_EXERCISE_: Find each line holding the word "деталей" and give the total alone.

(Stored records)
◆ ◆ ◆

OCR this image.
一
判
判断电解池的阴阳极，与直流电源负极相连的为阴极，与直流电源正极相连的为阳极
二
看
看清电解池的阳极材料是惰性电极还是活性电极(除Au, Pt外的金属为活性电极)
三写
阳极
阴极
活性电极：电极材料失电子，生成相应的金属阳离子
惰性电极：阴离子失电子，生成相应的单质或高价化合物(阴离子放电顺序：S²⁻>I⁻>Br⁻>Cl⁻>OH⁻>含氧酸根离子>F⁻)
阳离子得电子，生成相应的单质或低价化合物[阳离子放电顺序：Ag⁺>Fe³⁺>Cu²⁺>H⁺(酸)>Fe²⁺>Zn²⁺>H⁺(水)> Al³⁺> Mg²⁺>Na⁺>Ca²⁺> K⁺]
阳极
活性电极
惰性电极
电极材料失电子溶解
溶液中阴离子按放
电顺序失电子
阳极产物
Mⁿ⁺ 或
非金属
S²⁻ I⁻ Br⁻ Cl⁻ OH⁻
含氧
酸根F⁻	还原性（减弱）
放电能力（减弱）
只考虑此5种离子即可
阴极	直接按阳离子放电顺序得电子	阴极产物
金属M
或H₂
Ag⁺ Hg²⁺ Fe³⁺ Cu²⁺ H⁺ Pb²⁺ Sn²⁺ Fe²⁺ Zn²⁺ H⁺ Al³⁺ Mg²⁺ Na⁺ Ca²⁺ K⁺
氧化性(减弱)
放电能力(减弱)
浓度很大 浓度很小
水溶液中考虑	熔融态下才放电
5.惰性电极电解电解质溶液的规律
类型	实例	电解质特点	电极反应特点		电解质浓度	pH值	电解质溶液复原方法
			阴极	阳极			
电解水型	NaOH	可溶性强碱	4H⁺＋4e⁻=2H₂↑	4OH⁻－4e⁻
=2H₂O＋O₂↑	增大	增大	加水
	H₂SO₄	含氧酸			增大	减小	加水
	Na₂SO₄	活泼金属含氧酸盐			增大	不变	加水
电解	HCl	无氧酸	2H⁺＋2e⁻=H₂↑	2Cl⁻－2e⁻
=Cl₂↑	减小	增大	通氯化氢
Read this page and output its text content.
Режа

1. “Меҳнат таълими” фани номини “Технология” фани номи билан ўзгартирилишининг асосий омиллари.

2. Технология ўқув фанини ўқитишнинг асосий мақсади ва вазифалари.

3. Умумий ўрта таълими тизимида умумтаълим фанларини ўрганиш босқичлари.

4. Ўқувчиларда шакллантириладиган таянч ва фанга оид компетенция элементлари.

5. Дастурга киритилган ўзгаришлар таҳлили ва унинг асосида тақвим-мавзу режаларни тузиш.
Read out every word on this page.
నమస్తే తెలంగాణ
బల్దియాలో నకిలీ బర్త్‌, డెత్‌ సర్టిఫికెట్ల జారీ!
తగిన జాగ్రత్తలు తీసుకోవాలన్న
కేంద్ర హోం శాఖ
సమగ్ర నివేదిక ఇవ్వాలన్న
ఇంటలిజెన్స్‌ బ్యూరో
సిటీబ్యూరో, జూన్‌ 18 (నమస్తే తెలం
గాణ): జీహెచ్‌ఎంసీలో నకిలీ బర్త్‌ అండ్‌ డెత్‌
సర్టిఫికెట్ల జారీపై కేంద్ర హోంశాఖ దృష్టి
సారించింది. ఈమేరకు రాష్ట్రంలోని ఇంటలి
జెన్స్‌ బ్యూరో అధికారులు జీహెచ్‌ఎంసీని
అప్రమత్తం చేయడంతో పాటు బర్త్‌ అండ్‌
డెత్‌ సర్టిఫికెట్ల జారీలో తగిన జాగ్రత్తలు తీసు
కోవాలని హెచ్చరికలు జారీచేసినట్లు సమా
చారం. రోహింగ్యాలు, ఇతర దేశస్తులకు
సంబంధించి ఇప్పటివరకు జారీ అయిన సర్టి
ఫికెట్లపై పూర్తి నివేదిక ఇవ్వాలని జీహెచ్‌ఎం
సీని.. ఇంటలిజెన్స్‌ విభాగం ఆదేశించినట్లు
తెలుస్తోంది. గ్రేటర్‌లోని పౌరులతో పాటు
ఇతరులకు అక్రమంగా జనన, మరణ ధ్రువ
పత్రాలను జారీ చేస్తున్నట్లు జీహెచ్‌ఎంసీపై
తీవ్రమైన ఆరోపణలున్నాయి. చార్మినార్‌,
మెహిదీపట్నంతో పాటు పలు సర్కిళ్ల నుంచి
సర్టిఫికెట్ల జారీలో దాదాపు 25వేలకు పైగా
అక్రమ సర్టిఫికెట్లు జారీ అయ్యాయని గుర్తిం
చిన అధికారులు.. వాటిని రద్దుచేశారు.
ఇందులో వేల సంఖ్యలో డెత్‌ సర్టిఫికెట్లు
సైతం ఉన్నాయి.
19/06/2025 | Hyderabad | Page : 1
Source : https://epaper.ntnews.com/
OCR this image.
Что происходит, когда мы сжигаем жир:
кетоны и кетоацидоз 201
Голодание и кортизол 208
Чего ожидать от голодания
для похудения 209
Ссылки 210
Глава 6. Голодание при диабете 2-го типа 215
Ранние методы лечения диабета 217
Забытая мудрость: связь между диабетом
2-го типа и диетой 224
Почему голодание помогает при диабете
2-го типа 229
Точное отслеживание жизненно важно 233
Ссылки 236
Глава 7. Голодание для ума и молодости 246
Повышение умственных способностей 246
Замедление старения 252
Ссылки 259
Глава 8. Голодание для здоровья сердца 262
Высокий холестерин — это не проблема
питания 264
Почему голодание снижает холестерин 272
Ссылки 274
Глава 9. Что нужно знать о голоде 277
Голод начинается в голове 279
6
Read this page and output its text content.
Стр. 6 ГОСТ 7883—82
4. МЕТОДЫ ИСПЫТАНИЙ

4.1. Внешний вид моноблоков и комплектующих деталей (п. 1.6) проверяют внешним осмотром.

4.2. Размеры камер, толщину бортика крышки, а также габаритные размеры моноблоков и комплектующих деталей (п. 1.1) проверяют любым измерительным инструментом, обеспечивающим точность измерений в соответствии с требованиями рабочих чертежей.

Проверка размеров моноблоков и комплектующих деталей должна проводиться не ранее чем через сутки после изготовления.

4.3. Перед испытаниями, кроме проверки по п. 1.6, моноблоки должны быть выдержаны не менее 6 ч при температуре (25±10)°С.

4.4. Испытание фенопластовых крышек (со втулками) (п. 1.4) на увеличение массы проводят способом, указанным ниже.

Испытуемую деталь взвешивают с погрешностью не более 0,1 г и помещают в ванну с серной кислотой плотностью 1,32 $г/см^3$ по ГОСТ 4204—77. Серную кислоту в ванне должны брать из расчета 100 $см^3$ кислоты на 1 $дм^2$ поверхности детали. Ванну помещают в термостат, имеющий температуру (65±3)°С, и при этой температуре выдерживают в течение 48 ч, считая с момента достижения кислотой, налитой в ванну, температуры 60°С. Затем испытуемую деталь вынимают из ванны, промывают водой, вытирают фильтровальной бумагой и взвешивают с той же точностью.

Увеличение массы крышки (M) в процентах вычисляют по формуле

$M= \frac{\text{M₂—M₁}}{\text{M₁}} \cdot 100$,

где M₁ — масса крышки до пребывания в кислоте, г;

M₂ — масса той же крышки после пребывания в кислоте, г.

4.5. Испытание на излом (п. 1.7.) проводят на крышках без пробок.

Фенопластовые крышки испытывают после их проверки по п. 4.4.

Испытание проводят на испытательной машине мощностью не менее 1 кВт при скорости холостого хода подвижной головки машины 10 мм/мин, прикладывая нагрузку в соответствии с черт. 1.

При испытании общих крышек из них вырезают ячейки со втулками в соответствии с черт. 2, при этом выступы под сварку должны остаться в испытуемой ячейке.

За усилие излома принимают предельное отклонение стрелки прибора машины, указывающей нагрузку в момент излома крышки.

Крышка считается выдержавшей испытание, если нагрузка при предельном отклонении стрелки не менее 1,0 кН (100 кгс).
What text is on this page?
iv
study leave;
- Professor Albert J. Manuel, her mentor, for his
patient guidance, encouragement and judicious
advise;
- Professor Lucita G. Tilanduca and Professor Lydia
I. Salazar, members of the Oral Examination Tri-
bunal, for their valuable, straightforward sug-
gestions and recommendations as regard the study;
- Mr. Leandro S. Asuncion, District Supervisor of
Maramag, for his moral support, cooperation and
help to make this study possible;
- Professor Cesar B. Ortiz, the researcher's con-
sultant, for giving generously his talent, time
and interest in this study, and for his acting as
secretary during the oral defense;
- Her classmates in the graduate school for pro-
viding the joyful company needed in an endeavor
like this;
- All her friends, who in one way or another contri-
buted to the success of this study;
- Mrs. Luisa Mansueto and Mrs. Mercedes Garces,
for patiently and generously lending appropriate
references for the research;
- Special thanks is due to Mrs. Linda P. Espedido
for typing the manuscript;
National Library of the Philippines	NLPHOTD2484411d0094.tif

◆ ◆ ◆

_ANSWER TO THIS PROBLEM_: 3